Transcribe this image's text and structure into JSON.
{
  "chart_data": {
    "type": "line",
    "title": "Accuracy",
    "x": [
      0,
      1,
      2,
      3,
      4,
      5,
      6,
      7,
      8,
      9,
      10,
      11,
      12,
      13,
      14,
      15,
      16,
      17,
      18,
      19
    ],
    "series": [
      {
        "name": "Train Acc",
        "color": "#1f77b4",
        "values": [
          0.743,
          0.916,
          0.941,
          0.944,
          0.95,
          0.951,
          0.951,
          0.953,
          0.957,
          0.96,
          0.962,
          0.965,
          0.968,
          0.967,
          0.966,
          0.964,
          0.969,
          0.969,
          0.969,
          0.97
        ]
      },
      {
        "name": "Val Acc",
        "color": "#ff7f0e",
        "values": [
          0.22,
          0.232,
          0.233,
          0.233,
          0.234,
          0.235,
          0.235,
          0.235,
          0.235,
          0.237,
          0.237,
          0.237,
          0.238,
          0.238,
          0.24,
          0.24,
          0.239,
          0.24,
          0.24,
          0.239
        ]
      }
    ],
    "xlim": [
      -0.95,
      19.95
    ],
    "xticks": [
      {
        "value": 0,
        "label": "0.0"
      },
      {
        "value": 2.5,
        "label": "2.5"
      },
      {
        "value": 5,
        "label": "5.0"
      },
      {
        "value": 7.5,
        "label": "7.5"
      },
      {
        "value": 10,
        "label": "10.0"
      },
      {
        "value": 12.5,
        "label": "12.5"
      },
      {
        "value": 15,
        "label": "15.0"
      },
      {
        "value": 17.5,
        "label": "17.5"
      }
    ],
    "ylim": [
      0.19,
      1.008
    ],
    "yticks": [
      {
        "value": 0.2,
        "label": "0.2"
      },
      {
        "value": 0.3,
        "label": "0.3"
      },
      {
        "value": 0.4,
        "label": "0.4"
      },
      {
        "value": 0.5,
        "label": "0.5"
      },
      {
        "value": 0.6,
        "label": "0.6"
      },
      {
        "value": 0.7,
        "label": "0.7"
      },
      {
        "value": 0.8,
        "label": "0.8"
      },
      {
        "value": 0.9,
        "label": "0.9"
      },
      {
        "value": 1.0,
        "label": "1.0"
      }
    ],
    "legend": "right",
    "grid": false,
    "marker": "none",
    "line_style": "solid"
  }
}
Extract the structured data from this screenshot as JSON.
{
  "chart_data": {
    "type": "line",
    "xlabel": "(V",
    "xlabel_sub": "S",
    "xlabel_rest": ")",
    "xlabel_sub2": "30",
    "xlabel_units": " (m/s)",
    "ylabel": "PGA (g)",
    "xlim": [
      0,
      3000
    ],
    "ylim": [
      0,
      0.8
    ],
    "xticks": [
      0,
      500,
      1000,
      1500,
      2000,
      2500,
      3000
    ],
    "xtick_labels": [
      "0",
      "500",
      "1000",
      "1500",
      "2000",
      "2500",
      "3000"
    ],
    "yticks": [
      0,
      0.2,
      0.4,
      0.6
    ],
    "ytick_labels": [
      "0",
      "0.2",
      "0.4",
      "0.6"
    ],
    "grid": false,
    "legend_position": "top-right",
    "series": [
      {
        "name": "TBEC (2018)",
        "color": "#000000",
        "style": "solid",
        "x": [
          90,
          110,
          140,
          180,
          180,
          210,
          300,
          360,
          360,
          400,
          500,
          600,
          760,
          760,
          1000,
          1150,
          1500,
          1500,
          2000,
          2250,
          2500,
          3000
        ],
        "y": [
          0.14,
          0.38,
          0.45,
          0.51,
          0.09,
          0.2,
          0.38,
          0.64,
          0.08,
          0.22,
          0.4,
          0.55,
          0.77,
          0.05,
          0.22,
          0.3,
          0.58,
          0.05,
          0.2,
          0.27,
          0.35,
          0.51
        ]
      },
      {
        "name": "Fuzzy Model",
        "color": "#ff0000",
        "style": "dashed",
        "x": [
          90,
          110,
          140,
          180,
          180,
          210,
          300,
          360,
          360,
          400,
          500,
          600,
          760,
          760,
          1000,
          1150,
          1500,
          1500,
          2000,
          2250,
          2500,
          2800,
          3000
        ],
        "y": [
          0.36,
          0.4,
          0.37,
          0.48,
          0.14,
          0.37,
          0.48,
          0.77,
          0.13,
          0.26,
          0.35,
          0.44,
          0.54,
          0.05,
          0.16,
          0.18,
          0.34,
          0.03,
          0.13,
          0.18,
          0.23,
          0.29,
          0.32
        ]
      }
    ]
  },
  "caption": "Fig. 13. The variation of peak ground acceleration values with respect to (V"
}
##########
## Exercise brief
From the first line to the last, retype the data exactly.

## Output for this exercise
Transcribe this image's text and structure into JSON.
{
  "chart_data": {
    "type": "line",
    "title": "Accuracy",
    "x": [
      0,
      1,
      2,
      3,
      4,
      5,
      6,
      7,
      8,
      9,
      10,
      11,
      12,
      13,
      14,
      15,
      16,
      17,
      18,
      19
    ],
    "series": [
      {
        "name": "Train Acc",
        "color": "#1f77b4",
        "values": [
          0.743,
          0.916,
          0.941,
          0.944,
          0.95,
          0.951,
          0.951,
          0.953,
          0.957,
          0.96,
          0.962,
          0.965,
          0.968,
          0.967,
          0.966,
          0.964,
          0.969,
          0.969,
          0.969,
          0.97
        ]
      },
      {
        "name": "Val Acc",
        "color": "#ff7f0e",
        "values": [
          0.22,
          0.232,
          0.233,
          0.233,
          0.234,
          0.235,
          0.235,
          0.235,
          0.235,
          0.237,
          0.237,
          0.237,
          0.238,
          0.238,
          0.24,
          0.24,
          0.239,
          0.24,
          0.24,
          0.239
        ]
      }
    ],
    "xlim": [
      -0.95,
      19.95
    ],
    "xticks": [
      {
        "value": 0,
        "label": "0.0"
      },
      {
        "value": 2.5,
        "label": "2.5"
      },
      {
        "value": 5,
        "label": "5.0"
      },
      {
        "value": 7.5,
        "label": "7.5"
      },
      {
        "value": 10,
        "label": "10.0"
      },
      {
        "value": 12.5,
        "label": "12.5"
      },
      {
        "value": 15,
        "label": "15.0"
      },
      {
        "value": 17.5,
        "label": "17.5"
      }
    ],
    "ylim": [
      0.19,
      1.008
    ],
    "yticks": [
      {
        "value": 0.2,
        "label": "0.2"
      },
      {
        "value": 0.3,
        "label": "0.3"
      },
      {
        "value": 0.4,
        "label": "0.4"
      },
      {
        "value": 0.5,
        "label": "0.5"
      },
      {
        "value": 0.6,
        "label": "0.6"
      },
      {
        "value": 0.7,
        "label": "0.7"
      },
      {
        "value": 0.8,
        "label": "0.8"
      },
      {
        "value": 0.9,
        "label": "0.9"
      },
      {
        "value": 1.0,
        "label": "1.0"
      }
    ],
    "legend": "right",
    "grid": false,
    "marker": "none",
    "line_style": "solid"
  }
}
Extract the structured data from this screenshot as JSON.
{
  "chart_data": {
    "type": "line",
    "xlabel": "(V",
    "xlabel_sub": "S",
    "xlabel_rest": ")",
    "xlabel_sub2": "30",
    "xlabel_units": " (m/s)",
    "ylabel": "PGA (g)",
    "xlim": [
      0,
      3000
    ],
    "ylim": [
      0,
      0.8
    ],
    "xticks": [
      0,
      500,
      1000,
      1500,
      2000,
      2500,
      3000
    ],
    "xtick_labels": [
      "0",
      "500",
      "1000",
      "1500",
      "2000",
      "2500",
      "3000"
    ],
    "yticks": [
      0,
      0.2,
      0.4,
      0.6
    ],
    "ytick_labels": [
      "0",
      "0.2",
      "0.4",
      "0.6"
    ],
    "grid": false,
    "legend_position": "top-right",
    "series": [
      {
        "name": "TBEC (2018)",
        "color": "#000000",
        "style": "solid",
        "x": [
          90,
          110,
          140,
          180,
          180,
          210,
          300,
          360,
          360,
          400,
          500,
          600,
          760,
          760,
          1000,
          1150,
          1500,
          1500,
          2000,
          2250,
          2500,
          3000
        ],
        "y": [
          0.14,
          0.38,
          0.45,
          0.51,
          0.09,
          0.2,
          0.38,
          0.64,
          0.08,
          0.22,
          0.4,
          0.55,
          0.77,
          0.05,
          0.22,
          0.3,
          0.58,
          0.05,
          0.2,
          0.27,
          0.35,
          0.51
        ]
      },
      {
        "name": "Fuzzy Model",
        "color": "#ff0000",
        "style": "dashed",
        "x": [
          90,
          110,
          140,
          180,
          180,
          210,
          300,
          360,
          360,
          400,
          500,
          600,
          760,
          760,
          1000,
          1150,
          1500,
          1500,
          2000,
          2250,
          2500,
          2800,
          3000
        ],
        "y": [
          0.36,
          0.4,
          0.37,
          0.48,
          0.14,
          0.37,
          0.48,
          0.77,
          0.13,
          0.26,
          0.35,
          0.44,
          0.54,
          0.05,
          0.16,
          0.18,
          0.34,
          0.03,
          0.13,
          0.18,
          0.23,
          0.29,
          0.32
        ]
      }
    ]
  },
  "caption": "Fig. 13. The variation of peak ground acceleration values with respect to (V"
}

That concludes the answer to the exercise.